# What is being asked
Below you will find a set of lines. Repeat them all exactly.

-- START Working data --

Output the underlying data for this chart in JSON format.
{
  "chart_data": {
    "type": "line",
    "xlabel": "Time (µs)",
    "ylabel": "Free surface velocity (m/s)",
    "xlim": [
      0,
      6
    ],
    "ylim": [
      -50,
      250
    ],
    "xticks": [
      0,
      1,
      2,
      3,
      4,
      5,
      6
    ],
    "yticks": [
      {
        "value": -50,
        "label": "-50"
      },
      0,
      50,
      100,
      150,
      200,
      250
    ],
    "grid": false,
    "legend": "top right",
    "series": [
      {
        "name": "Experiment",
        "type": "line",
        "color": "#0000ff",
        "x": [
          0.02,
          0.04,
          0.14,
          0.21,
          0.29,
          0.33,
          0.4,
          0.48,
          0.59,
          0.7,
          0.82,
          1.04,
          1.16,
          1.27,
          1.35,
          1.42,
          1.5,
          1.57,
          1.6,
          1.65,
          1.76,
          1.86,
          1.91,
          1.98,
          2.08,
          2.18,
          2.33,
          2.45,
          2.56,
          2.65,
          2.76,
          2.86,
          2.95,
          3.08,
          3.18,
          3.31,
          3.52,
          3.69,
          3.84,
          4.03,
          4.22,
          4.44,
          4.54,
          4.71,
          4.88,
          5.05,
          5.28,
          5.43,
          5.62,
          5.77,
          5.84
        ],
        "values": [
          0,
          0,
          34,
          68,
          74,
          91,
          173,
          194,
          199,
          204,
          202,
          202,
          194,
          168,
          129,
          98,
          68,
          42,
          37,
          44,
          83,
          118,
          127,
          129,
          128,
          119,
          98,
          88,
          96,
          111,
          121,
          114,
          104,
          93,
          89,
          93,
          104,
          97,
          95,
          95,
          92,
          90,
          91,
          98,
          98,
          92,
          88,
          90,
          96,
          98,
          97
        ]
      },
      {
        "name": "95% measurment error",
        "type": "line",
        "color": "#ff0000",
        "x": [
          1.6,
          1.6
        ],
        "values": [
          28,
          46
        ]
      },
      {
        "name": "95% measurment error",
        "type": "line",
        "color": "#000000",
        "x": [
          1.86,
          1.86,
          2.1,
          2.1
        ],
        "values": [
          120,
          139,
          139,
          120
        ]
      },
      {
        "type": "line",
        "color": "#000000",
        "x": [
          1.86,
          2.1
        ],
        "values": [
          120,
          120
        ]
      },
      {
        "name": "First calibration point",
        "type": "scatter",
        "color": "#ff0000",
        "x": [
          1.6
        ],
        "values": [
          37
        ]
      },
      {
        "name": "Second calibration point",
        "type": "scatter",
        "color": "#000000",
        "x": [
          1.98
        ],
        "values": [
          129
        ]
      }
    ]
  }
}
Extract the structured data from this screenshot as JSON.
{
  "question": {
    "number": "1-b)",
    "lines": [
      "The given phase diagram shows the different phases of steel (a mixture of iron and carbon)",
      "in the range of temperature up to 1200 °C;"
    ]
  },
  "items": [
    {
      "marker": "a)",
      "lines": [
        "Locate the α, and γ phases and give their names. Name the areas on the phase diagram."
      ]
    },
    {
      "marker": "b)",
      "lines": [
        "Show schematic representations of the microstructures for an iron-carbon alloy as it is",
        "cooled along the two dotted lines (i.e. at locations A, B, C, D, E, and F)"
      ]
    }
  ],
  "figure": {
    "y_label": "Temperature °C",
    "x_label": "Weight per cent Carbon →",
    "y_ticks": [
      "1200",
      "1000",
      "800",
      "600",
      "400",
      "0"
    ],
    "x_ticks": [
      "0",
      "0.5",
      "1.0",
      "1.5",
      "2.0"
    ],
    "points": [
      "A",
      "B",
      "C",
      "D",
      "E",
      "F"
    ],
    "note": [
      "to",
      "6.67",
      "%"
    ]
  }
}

-- END Working data --

# Response to this task
Output the underlying data for this chart in JSON format.
{
  "chart_data": {
    "type": "line",
    "xlabel": "Time (µs)",
    "ylabel": "Free surface velocity (m/s)",
    "xlim": [
      0,
      6
    ],
    "ylim": [
      -50,
      250
    ],
    "xticks": [
      0,
      1,
      2,
      3,
      4,
      5,
      6
    ],
    "yticks": [
      {
        "value": -50,
        "label": "-50"
      },
      0,
      50,
      100,
      150,
      200,
      250
    ],
    "grid": false,
    "legend": "top right",
    "series": [
      {
        "name": "Experiment",
        "type": "line",
        "color": "#0000ff",
        "x": [
          0.02,
          0.04,
          0.14,
          0.21,
          0.29,
          0.33,
          0.4,
          0.48,
          0.59,
          0.7,
          0.82,
          1.04,
          1.16,
          1.27,
          1.35,
          1.42,
          1.5,
          1.57,
          1.6,
          1.65,
          1.76,
          1.86,
          1.91,
          1.98,
          2.08,
          2.18,
          2.33,
          2.45,
          2.56,
          2.65,
          2.76,
          2.86,
          2.95,
          3.08,
          3.18,
          3.31,
          3.52,
          3.69,
          3.84,
          4.03,
          4.22,
          4.44,
          4.54,
          4.71,
          4.88,
          5.05,
          5.28,
          5.43,
          5.62,
          5.77,
          5.84
        ],
        "values": [
          0,
          0,
          34,
          68,
          74,
          91,
          173,
          194,
          199,
          204,
          202,
          202,
          194,
          168,
          129,
          98,
          68,
          42,
          37,
          44,
          83,
          118,
          127,
          129,
          128,
          119,
          98,
          88,
          96,
          111,
          121,
          114,
          104,
          93,
          89,
          93,
          104,
          97,
          95,
          95,
          92,
          90,
          91,
          98,
          98,
          92,
          88,
          90,
          96,
          98,
          97
        ]
      },
      {
        "name": "95% measurment error",
        "type": "line",
        "color": "#ff0000",
        "x": [
          1.6,
          1.6
        ],
        "values": [
          28,
          46
        ]
      },
      {
        "name": "95% measurment error",
        "type": "line",
        "color": "#000000",
        "x": [
          1.86,
          1.86,
          2.1,
          2.1
        ],
        "values": [
          120,
          139,
          139,
          120
        ]
      },
      {
        "type": "line",
        "color": "#000000",
        "x": [
          1.86,
          2.1
        ],
        "values": [
          120,
          120
        ]
      },
      {
        "name": "First calibration point",
        "type": "scatter",
        "color": "#ff0000",
        "x": [
          1.6
        ],
        "values": [
          37
        ]
      },
      {
        "name": "Second calibration point",
        "type": "scatter",
        "color": "#000000",
        "x": [
          1.98
        ],
        "values": [
          129
        ]
      }
    ]
  }
}
Extract the structured data from this screenshot as JSON.
{
  "question": {
    "number": "1-b)",
    "lines": [
      "The given phase diagram shows the different phases of steel (a mixture of iron and carbon)",
      "in the range of temperature up to 1200 °C;"
    ]
  },
  "items": [
    {
      "marker": "a)",
      "lines": [
        "Locate the α, and γ phases and give their names. Name the areas on the phase diagram."
      ]
    },
    {
      "marker": "b)",
      "lines": [
        "Show schematic representations of the microstructures for an iron-carbon alloy as it is",
        "cooled along the two dotted lines (i.e. at locations A, B, C, D, E, and F)"
      ]
    }
  ],
  "figure": {
    "y_label": "Temperature °C",
    "x_label": "Weight per cent Carbon →",
    "y_ticks": [
      "1200",
      "1000",
      "800",
      "600",
      "400",
      "0"
    ],
    "x_ticks": [
      "0",
      "0.5",
      "1.0",
      "1.5",
      "2.0"
    ],
    "points": [
      "A",
      "B",
      "C",
      "D",
      "E",
      "F"
    ],
    "note": [
      "to",
      "6.67",
      "%"
    ]
  }
}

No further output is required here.